- [What you are asked to do] What is the count of lines in the listing below that hold the string "make"? Reply with that number alone.

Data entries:
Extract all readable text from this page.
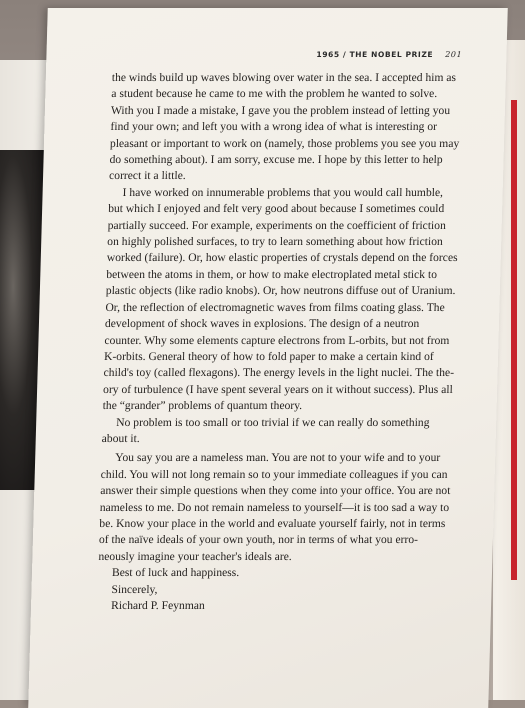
1965 / THE NOBEL PRIZE 201
the winds build up waves blowing over water in the sea. I accepted him as
a student because he came to me with the problem he wanted to solve.
With you I made a mistake, I gave you the problem instead of letting you
find your own; and left you with a wrong idea of what is interesting or
pleasant or important to work on (namely, those problems you see you may
do something about). I am sorry, excuse me. I hope by this letter to help
correct it a little.
I have worked on innumerable problems that you would call humble,
but which I enjoyed and felt very good about because I sometimes could
partially succeed. For example, experiments on the coefficient of friction
on highly polished surfaces, to try to learn something about how friction
worked (failure). Or, how elastic properties of crystals depend on the forces
between the atoms in them, or how to make electroplated metal stick to
plastic objects (like radio knobs). Or, how neutrons diffuse out of Uranium.
Or, the reflection of electromagnetic waves from films coating glass. The
development of shock waves in explosions. The design of a neutron
counter. Why some elements capture electrons from L-orbits, but not from
K-orbits. General theory of how to fold paper to make a certain kind of
child's toy (called flexagons). The energy levels in the light nuclei. The the-
ory of turbulence (I have spent several years on it without success). Plus all
the “grander” problems of quantum theory.
No problem is too small or too trivial if we can really do something
about it.
You say you are a nameless man. You are not to your wife and to your
child. You will not long remain so to your immediate colleagues if you can
answer their simple questions when they come into your office. You are not
nameless to me. Do not remain nameless to yourself—it is too sad a way to
be. Know your place in the world and evaluate yourself fairly, not in terms
of the naïve ideals of your own youth, nor in terms of what you erro-
neously imagine your teacher's ideals are.
Best of luck and happiness.
Sincerely,
Richard P. Feynman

- [Right answer] 2